Fadi B.* est originaire de Deir ez-Zor, une ville située à l’est de la Syrie, sur les bords de l’Euphrate. Fadi fait partie de la minorité chrétienne (8%) de Syrie qui, depuis la révolution de 2011, fuit les rebelles islamistes s’opposant au régime el-Assad et les djihadistes de Daech. Arrivé en février dernier à Pau, il nous livre aujourd’hui son témoignage.


Fadi T.* est irakien, il a quitté la cité de Mossoul le 8 juin 2014, veille de la prise totale de la cité par Daech. Lui aussi est chrétien. Contraint à partir, son périple prend fin le 11 juillet dernier lorsqu’il atterrit sur le sol français.

 

Enfin, cet entretien n’aurait pu se faire sans la traduction de Sandy S.*, arrivée d’Irak il y a 6 ans.
 

 

 

 

 

 

 

 

 

 

 

 

 

 

 

 

 

 

 

 

Bienvenue Fadi(s) !
Pouvez vous, pour commencer, nous décrire votre vie de chrétien avant l’explosion de l’islam radical en Syrie et en Irak?


F.B. : Il n’existait aucune différence entre chrétiens et musulmans. Le régime de Bachar-el-Assad ne s’opposait pas à la chrétienté, nous pouvions donc pratiquer notre religion sans crainte.
F.T. : On habitait tous ensemble, il n’y avait pas de problèmes concernant la religion en général…

 


A partir de quel moment vous êtes vous sentis menacés ?

F.B. : En 2011, avec la révolution, l’islamisme radical s’est emparé de la rébellion populaire. Alors, comme nous étions considérés, nous chrétiens, comme protégés par Bachar-el-Assad nous avons commencé à sentir de l’animosité de la part des « rebelles ».
De plus, le terrorisme devenait de plus en plus menaçant, les attentats se multipliaient envers les chrétiens. L’armée, qui est intervenue, ne faisait pas régner l’ordre et contribuait au chaos ambiant. J’ai donc quitté Deir ez-Zor en voiture pour un village situé à une soixantaine de kilomètres. Je m’y suis établi quelques temps jusqu’à ce que la situation s’envenime. Alors j’ai rejoint Damas, puis Beyrouth, Paris et enfin Pau.

 


F.T. : Le 8 juin 2014, ma famille et moi avons été dénoncés aux islamistes. Nous avons appris par la suite que c’était nos voisins qui nous avaient trahis… Les islamistes nous ont rassemblés dans l’hotel Ninawa, l’un des plus célèbres de Mossoul et nous avons dû céder tous nos biens à Daech.

*Matériel fourni*
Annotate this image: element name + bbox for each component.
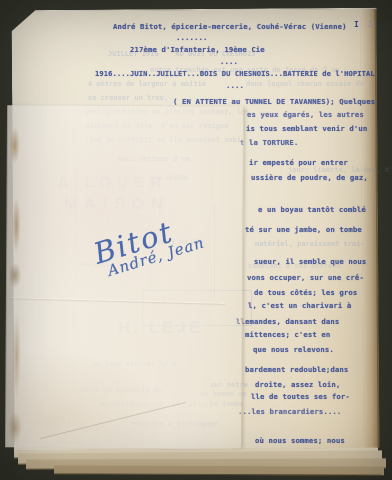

*Consigne donnée 1*
Recopiez mot pour mot l'entretien avec les réfugiés chrétiens de Syrie et d'Irak, de « F.B. : Il n’existait » à « sentis menacés ? ».
*Consigne donnée 2*
Prolongez l'entretien avec les réfugiés chrétiens de Syrie et d'Irak à partir de sa dernière phrase.

*Réponse rédigée 1*
F.B. : Il n’existait aucune différence entre chrétiens et musulmans. Le régime de Bachar-el-Assad ne s’opposait pas à la chrétienté, nous pouvions donc pratiquer notre religion sans crainte.
F.T. : On habitait tous ensemble, il n’y avait pas de problèmes concernant la religion en général…

 


A partir de quel moment vous êtes vous sentis menacés ?

*Réponse rédigée 2*
Quelques jours plus tard je fuyais ma ville pour Al-Koch, chez mon oncle, pour ensuite rejoindre Qaraqosh, au Nord et entamer les démarches administratives pour venir en France.

 


   Certains de vos proches sont-ils restés ?

F.B. : Oui, ma sœur et ses enfants vivent encore en Syrie, à Homs. Bien que Daech n’y soit pas officiellement implanté, beaucoup de « partisans » de l’organisation terroriste vivent dans cette province. Elle ne peut donc pas sortir sans son mari, il y a toujours des risques, surtout pour les femmes…

F.T. : Moi mon oncle vit toujours à Al-Koch, un village chrétien situé à une cinquantaine de kilomètres de Mossoul, ils résistent toujours aux djihadistes.

 

 

   Votre intégration en France s’est elle bien passée ?

F.B. : Oui, pour une première étape c’est très bien ! On verra pour la suite…

F.T. : Oui, très bien pour moi !

   Quelles furent vos impressions quant aux réactions européennes concernant, par exemple, les accusations visant Bachar-el-Asaad en Syrie ou l’essor de Daech en Irak en 2013-2014 ?

F.B. : À partir de 2011, date de la révolution, nous avons senti en Syrie que tout était fini pour nous. Un sentiment d’abandon par conséquent..

(Fadi, ému, me montre une des vidéos qu’il a pris en 2011 : celle ci met en scène des rebelles islamistes qui font exploser sa maison et ravagent l’atelier de son père devant ses yeux.)

Concernant les accusations visant Bachar, rien n’est prouvé. Je pense que pour les dirigeants la guerre est un grand jeu, auquel s’appliquent des règles qui ne sont parfois pas les plus humaines…

F.T. : Je ne l’ai pas vécu exactement comme ça. Evidemment le choc est très dur, mais nous nous sentions soutenus par les différentes ONG française, anglaise et américaine présentes sur place.

   D’après vous de quoi est né Daech ?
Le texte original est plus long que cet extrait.